| DATA ENTRIES |
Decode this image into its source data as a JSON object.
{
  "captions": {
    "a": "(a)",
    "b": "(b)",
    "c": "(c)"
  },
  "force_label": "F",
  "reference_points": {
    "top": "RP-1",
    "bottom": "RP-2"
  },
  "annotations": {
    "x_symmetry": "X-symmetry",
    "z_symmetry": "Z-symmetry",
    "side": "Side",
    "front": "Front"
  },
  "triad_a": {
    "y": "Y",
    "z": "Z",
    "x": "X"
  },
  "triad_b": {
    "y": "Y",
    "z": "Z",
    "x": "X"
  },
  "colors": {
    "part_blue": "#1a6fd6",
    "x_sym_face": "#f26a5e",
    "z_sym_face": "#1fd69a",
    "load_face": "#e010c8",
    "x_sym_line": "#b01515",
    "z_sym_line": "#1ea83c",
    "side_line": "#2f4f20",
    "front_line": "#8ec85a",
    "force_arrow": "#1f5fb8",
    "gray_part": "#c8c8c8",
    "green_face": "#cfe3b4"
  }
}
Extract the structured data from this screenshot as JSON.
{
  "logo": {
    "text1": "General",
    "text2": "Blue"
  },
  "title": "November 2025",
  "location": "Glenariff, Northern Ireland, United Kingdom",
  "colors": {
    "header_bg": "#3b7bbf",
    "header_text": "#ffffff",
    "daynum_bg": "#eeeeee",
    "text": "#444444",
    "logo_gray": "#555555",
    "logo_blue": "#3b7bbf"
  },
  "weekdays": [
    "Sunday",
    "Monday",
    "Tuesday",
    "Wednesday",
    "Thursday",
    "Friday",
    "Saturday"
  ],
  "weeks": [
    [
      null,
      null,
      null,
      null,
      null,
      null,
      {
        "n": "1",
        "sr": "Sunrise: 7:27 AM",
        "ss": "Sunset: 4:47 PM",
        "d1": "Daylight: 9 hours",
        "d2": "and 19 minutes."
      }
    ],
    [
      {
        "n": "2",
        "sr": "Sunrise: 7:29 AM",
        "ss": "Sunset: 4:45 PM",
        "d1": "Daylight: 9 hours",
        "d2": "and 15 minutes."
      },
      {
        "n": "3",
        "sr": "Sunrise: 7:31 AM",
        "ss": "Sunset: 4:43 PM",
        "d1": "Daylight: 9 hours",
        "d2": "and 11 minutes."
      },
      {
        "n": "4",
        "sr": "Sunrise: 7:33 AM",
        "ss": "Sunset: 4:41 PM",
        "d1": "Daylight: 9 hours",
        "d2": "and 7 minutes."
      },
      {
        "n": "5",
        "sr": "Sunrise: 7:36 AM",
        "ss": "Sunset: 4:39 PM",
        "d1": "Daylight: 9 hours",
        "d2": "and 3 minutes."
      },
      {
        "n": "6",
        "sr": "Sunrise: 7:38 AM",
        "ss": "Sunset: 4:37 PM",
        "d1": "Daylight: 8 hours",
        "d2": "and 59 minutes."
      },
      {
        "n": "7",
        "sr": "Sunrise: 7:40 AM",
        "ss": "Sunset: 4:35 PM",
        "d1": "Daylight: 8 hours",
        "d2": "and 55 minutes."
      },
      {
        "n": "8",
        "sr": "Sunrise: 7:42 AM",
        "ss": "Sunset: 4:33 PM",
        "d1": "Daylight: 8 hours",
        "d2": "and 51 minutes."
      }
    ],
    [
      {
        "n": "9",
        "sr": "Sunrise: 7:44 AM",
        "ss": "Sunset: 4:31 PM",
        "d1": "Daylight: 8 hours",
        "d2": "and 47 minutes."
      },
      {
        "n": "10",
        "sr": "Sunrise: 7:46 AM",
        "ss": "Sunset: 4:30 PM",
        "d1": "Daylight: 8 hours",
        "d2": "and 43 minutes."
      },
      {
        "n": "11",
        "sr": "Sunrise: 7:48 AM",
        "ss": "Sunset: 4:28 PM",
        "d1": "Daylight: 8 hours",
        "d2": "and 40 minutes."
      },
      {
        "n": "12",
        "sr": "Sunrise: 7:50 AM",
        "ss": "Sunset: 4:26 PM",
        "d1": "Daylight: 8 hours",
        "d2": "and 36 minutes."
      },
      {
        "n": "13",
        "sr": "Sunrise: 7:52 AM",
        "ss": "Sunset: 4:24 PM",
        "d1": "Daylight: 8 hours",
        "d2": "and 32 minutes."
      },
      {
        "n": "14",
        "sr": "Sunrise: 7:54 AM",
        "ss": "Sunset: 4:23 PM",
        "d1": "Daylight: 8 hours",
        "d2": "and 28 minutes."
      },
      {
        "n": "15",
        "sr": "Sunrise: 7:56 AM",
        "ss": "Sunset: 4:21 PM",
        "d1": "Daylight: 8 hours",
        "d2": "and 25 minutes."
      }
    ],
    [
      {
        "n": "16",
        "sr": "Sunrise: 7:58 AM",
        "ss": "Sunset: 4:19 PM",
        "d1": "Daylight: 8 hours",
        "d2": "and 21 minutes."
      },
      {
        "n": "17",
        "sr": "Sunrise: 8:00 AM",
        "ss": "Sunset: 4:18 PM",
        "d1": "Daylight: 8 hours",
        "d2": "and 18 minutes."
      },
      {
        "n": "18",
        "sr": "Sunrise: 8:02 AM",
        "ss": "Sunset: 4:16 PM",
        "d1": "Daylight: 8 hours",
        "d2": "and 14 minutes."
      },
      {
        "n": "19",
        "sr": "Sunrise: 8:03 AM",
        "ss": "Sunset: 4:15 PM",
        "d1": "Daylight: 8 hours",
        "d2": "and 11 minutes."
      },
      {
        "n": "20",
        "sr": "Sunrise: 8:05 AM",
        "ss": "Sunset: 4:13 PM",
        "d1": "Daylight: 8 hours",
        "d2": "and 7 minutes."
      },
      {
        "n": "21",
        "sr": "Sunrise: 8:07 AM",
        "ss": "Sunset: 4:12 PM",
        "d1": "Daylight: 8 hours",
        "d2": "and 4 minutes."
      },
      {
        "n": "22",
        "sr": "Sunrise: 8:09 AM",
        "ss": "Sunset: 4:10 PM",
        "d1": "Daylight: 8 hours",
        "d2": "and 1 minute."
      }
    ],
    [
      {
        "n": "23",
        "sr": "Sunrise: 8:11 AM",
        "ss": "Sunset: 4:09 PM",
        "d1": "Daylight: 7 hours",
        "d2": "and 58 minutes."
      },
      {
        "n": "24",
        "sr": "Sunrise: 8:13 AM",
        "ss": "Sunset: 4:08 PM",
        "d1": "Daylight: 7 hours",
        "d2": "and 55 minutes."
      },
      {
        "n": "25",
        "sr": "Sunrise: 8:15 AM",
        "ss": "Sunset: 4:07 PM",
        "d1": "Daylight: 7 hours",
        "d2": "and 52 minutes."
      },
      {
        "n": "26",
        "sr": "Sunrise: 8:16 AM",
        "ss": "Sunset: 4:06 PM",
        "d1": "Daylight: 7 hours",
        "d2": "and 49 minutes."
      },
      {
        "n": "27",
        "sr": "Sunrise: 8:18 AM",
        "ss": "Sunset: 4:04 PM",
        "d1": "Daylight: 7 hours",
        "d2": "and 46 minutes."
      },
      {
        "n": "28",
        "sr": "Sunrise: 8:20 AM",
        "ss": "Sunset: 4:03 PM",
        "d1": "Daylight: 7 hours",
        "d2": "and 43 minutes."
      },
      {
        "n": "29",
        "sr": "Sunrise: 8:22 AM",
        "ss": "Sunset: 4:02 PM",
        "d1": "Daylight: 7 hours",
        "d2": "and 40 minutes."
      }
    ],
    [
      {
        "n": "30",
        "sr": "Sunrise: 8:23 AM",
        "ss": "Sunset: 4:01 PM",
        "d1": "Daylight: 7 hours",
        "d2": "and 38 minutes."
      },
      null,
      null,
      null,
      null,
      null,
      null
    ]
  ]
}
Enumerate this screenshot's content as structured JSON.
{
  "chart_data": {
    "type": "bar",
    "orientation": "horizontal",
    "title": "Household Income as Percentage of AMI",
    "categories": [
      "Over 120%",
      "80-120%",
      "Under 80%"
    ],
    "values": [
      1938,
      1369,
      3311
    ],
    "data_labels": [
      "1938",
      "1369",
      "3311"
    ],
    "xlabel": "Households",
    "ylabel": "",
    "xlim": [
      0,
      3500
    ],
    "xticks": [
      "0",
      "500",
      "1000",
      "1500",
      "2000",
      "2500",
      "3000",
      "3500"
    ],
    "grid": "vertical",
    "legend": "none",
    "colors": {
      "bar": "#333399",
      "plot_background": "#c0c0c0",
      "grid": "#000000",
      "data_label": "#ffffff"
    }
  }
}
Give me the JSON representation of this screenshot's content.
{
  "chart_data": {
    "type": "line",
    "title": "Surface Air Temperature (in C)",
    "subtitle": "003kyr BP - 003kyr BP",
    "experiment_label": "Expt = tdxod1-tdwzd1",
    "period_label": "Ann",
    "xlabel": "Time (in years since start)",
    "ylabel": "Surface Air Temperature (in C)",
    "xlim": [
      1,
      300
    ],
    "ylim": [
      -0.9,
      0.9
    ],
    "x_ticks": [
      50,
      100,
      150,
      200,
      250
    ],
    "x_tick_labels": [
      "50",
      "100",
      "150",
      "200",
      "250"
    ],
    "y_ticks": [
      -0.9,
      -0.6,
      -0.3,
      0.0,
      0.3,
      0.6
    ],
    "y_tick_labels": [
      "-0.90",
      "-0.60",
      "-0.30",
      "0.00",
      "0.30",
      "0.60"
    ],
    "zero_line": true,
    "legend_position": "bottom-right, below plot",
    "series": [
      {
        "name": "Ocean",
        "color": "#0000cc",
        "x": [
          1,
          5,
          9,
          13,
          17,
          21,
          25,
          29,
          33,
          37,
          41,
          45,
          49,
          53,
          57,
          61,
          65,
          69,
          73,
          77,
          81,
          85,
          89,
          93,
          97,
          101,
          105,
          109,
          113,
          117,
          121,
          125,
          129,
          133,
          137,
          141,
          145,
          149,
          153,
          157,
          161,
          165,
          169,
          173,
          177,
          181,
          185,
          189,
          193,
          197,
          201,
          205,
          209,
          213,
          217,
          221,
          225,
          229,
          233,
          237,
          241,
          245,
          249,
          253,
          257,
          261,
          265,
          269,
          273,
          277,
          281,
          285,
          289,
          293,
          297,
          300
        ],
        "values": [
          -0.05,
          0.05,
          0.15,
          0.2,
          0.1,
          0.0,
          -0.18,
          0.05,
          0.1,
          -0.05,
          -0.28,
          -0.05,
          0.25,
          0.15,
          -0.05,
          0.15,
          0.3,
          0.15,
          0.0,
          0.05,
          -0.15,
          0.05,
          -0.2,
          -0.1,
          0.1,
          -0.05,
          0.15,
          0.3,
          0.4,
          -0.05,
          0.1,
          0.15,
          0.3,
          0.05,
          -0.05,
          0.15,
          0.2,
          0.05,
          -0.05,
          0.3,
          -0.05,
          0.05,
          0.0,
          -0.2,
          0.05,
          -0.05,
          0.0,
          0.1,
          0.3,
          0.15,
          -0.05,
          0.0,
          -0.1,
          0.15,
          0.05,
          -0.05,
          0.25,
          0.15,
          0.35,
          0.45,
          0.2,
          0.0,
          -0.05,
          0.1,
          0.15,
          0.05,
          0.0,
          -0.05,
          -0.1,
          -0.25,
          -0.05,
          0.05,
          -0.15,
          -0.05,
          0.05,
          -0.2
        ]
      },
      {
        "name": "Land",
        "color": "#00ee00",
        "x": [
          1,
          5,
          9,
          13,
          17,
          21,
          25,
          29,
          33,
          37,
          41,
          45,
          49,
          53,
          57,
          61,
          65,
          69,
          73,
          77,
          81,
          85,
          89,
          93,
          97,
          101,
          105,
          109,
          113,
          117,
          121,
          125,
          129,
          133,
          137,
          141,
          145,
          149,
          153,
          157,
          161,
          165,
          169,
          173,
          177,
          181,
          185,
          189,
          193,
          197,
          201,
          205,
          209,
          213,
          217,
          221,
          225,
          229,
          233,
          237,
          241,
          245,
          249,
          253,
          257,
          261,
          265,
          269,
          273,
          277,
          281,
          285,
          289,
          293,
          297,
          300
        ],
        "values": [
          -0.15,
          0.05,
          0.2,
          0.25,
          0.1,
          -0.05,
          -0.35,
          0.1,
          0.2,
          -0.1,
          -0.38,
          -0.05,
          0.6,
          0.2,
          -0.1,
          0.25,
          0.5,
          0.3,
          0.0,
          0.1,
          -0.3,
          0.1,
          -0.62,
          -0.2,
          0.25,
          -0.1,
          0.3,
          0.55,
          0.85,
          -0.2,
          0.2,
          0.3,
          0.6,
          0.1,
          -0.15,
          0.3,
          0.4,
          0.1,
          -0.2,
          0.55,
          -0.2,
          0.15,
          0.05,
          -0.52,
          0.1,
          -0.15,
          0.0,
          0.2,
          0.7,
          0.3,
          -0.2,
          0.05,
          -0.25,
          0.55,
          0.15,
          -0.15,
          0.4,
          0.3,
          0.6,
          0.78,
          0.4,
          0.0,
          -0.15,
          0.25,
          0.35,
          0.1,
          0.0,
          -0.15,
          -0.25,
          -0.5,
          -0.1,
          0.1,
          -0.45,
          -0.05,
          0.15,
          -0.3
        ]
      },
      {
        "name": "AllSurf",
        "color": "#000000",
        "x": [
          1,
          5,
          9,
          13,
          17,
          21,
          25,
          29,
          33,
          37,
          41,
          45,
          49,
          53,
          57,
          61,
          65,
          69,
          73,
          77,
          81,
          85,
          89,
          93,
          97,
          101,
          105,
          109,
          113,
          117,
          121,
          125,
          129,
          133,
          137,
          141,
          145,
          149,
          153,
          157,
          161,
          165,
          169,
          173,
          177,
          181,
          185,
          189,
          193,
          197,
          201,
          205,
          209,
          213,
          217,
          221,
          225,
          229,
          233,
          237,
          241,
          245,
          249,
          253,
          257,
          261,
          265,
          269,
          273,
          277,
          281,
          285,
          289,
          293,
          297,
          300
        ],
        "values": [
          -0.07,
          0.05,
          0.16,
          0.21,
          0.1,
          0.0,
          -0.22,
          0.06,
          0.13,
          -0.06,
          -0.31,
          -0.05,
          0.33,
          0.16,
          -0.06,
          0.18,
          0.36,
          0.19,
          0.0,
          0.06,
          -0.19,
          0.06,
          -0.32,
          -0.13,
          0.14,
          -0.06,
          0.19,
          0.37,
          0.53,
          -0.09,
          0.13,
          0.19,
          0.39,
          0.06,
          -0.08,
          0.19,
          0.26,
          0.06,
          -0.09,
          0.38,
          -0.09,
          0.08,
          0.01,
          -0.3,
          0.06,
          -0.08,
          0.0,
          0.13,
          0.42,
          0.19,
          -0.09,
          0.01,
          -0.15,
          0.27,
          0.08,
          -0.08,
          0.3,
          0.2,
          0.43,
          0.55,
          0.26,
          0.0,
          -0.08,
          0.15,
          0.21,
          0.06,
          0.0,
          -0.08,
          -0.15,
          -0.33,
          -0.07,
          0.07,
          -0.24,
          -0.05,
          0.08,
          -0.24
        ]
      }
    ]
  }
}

| TASK DIRECTIONS |
For the material, find the number of lines holding the word "ffffff" and give that figure and nothing more.

| TASK RESPONSE |
2